- _GOAL OF THE EXERCISE_
How many lines of the records below contain the word "Mitarbeiterstundenpläne"? Answer with the number alone.

- _ITEMS_
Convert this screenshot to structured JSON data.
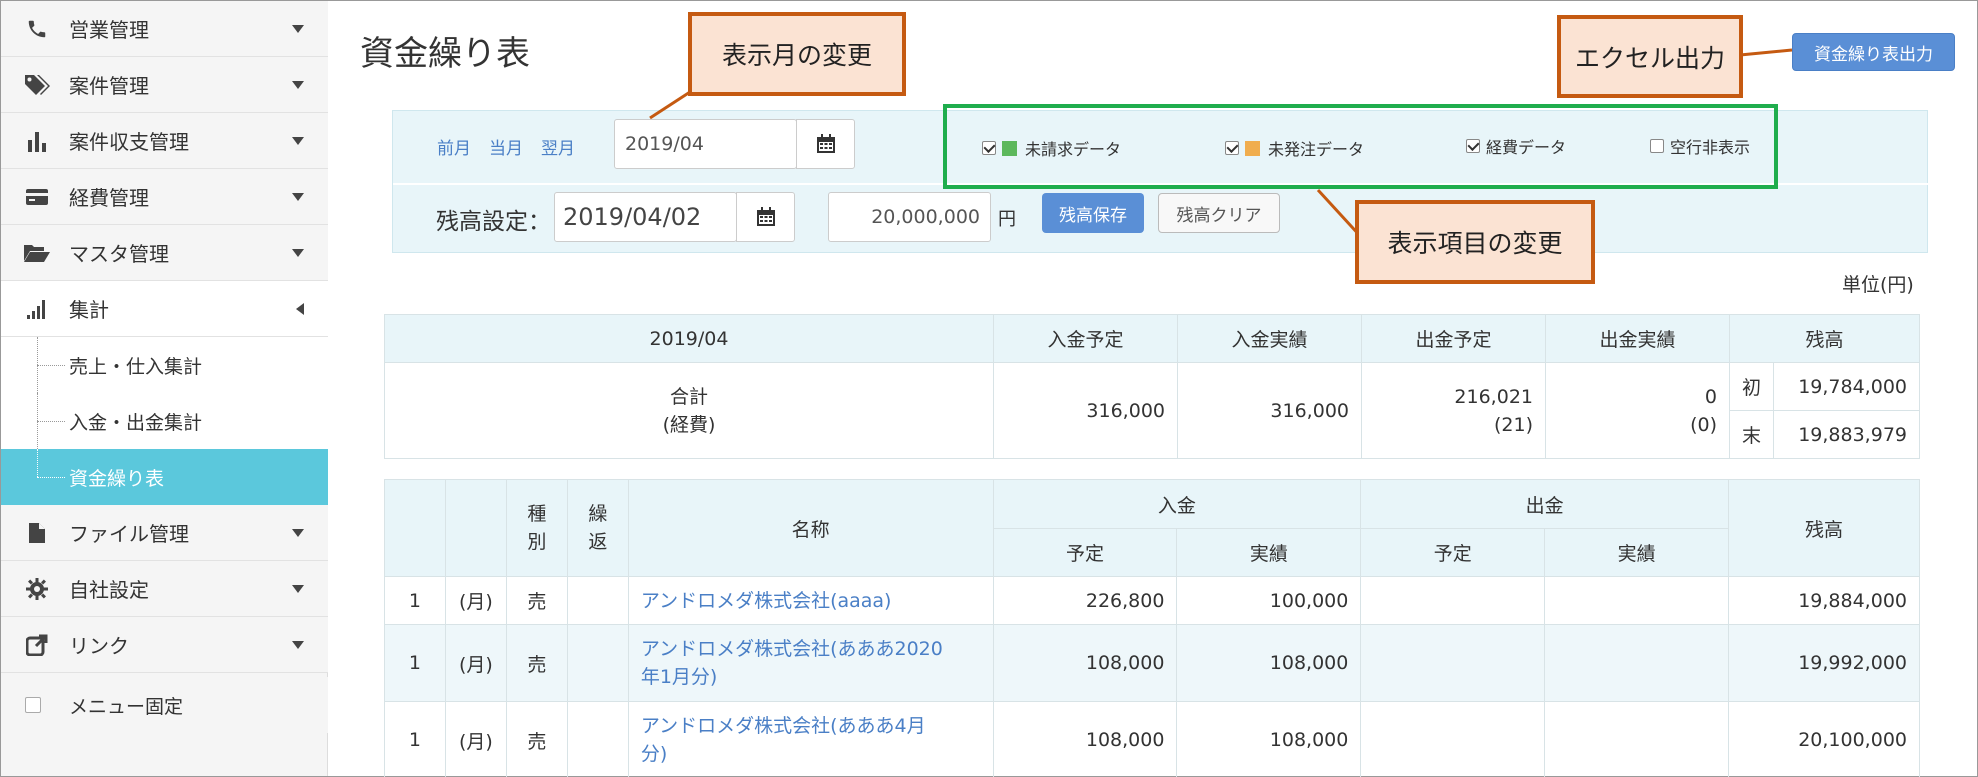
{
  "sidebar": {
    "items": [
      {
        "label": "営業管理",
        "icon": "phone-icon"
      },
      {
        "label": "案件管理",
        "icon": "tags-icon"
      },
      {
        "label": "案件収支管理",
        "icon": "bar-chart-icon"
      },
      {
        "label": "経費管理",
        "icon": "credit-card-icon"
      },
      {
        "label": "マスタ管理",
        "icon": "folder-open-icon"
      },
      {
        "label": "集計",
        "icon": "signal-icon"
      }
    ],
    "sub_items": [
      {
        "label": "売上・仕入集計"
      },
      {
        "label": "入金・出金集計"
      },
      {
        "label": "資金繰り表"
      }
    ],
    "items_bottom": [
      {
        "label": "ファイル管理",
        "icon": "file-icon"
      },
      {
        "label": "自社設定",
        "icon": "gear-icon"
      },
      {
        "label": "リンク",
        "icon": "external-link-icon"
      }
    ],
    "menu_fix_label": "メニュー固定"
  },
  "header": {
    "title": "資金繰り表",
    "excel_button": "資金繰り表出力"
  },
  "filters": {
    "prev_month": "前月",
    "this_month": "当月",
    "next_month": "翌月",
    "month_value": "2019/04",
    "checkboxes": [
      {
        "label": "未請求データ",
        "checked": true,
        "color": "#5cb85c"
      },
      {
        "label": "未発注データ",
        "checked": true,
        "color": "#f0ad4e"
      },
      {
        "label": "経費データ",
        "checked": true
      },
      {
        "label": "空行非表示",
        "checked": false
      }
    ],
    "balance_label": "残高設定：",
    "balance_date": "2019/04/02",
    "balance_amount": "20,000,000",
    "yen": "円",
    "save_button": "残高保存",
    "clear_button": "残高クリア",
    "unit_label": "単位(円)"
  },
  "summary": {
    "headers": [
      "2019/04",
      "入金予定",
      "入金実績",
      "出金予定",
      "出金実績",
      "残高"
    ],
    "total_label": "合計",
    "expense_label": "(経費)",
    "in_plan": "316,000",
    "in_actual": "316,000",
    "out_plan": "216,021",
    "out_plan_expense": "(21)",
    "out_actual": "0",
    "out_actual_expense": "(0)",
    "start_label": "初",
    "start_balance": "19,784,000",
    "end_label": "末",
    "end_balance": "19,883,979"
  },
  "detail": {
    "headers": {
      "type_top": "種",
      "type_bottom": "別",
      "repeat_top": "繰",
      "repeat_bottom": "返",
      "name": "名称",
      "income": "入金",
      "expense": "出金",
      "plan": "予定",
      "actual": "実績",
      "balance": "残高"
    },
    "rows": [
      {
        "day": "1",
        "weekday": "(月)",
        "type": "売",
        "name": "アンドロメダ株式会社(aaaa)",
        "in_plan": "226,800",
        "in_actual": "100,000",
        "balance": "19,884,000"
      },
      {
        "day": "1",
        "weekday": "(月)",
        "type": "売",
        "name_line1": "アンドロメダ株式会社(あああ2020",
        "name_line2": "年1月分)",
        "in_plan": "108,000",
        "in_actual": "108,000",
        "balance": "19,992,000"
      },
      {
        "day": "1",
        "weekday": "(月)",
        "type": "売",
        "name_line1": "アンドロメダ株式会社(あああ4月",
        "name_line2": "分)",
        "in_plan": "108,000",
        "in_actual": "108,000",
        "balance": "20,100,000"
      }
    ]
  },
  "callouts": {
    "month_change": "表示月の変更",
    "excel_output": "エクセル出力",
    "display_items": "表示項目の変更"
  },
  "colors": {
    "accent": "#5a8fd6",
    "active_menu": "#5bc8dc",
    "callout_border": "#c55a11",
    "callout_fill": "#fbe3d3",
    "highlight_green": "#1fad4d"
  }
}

==

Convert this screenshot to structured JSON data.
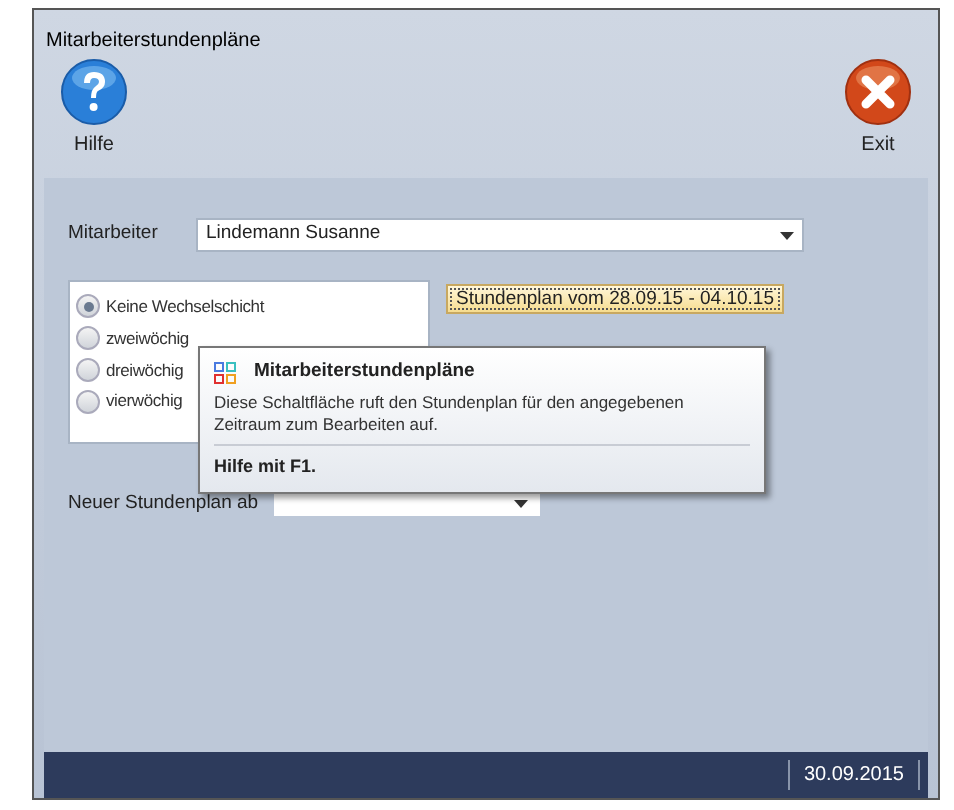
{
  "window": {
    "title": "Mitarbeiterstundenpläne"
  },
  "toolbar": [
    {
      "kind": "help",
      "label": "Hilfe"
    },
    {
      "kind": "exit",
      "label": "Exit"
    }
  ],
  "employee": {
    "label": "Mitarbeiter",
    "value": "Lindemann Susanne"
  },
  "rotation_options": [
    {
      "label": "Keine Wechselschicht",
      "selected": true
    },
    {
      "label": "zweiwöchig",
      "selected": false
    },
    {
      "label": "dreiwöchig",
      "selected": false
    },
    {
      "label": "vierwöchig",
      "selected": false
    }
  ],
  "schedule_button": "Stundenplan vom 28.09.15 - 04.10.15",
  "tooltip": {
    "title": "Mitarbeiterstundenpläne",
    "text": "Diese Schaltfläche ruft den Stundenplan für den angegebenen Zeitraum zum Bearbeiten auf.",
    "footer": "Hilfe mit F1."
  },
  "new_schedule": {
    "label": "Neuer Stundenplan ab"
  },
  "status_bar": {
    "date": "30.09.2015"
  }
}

* * *

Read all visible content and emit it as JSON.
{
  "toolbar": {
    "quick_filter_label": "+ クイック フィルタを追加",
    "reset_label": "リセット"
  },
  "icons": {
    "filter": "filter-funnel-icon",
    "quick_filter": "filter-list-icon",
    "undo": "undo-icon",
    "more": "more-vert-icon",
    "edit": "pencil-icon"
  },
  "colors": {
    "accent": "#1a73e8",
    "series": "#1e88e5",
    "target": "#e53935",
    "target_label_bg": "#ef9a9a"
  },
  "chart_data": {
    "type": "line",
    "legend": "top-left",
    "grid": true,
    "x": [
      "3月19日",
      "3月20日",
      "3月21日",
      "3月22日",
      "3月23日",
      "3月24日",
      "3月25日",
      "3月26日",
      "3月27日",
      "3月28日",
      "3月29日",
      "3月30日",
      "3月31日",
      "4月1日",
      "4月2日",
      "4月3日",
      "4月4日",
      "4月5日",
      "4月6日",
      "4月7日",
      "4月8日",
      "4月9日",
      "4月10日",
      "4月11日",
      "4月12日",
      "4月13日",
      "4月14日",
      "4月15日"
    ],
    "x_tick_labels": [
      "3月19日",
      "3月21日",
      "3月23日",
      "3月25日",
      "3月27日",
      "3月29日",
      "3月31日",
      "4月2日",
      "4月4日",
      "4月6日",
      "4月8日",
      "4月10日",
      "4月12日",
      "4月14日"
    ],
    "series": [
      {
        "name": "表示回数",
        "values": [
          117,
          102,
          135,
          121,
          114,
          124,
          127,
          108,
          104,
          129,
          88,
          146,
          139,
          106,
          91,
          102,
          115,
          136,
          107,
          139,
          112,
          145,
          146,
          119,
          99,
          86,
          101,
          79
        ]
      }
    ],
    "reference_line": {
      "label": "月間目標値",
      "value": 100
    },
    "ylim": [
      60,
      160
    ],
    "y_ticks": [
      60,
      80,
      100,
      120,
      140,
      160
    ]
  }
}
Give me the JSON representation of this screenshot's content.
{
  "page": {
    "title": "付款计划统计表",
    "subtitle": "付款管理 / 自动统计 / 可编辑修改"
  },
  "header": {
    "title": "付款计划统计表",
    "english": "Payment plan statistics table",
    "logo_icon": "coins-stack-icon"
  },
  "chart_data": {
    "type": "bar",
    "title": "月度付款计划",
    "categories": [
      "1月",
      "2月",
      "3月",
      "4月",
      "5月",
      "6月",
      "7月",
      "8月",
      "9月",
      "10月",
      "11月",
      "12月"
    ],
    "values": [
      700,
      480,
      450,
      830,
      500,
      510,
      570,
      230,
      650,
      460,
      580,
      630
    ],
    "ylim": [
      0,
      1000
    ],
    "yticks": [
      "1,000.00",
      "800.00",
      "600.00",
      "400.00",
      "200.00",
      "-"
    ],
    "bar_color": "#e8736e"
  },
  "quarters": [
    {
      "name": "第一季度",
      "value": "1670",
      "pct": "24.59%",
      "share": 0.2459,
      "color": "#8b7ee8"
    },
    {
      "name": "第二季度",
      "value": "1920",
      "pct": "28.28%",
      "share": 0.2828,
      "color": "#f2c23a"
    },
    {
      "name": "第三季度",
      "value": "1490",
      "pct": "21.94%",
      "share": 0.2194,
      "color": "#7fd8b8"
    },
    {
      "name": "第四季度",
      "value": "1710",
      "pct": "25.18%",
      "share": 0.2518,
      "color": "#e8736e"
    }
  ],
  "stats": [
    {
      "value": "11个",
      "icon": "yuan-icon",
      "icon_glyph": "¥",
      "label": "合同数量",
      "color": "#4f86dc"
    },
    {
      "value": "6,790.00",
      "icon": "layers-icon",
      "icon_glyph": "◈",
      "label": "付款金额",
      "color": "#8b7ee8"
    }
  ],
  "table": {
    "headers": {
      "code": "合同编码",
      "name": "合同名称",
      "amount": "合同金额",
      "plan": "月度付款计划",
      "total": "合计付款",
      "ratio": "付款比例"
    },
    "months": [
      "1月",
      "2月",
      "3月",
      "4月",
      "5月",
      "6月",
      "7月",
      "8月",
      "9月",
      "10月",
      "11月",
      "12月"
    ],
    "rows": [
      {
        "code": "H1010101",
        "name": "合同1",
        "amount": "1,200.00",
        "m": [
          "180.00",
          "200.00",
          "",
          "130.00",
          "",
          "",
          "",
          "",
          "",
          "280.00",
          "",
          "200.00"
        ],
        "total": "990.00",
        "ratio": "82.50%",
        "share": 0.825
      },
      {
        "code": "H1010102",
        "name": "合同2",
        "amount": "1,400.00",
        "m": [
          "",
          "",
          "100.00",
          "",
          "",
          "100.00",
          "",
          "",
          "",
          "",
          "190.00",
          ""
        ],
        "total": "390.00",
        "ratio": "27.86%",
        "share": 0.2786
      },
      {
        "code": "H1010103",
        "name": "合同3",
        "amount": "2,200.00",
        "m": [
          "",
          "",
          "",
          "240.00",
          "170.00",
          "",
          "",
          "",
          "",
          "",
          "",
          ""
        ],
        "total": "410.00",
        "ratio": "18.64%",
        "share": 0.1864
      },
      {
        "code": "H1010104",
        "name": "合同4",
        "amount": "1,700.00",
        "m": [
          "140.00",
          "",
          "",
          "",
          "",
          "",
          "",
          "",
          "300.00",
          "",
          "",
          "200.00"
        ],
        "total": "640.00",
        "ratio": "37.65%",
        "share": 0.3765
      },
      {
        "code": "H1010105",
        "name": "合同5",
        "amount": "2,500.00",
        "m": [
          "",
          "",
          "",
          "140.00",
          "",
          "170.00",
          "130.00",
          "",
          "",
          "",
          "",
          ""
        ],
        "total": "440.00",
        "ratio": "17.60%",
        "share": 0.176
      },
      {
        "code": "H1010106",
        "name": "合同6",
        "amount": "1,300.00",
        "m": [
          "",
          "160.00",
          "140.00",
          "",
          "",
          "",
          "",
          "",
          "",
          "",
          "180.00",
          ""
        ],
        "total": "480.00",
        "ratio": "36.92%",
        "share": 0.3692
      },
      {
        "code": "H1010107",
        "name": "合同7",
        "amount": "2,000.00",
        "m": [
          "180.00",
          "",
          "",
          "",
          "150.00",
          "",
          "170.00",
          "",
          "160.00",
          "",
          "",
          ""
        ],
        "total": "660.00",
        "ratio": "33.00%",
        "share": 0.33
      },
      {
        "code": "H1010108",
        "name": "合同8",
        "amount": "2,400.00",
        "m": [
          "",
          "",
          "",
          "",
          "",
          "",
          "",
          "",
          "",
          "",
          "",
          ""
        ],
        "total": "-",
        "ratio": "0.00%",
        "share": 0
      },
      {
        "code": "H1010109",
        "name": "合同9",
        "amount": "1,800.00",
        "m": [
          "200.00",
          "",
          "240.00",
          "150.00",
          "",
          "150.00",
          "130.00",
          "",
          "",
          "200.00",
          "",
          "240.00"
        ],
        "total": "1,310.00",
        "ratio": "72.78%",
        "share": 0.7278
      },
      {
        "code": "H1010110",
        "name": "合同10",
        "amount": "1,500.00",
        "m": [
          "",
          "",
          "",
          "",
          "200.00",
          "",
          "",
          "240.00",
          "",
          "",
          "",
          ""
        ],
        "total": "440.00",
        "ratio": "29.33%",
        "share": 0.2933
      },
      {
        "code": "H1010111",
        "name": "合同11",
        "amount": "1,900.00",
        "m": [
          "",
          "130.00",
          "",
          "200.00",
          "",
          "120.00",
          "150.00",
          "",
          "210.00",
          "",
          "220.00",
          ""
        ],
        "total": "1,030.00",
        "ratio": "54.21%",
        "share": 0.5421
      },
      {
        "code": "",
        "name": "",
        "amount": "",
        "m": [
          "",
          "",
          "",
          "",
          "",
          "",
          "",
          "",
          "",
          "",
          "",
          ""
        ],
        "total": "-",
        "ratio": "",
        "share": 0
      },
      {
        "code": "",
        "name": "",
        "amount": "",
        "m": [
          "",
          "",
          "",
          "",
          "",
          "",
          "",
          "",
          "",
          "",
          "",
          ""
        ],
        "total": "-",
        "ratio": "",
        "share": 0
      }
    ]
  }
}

- _TASK ANSWER_
2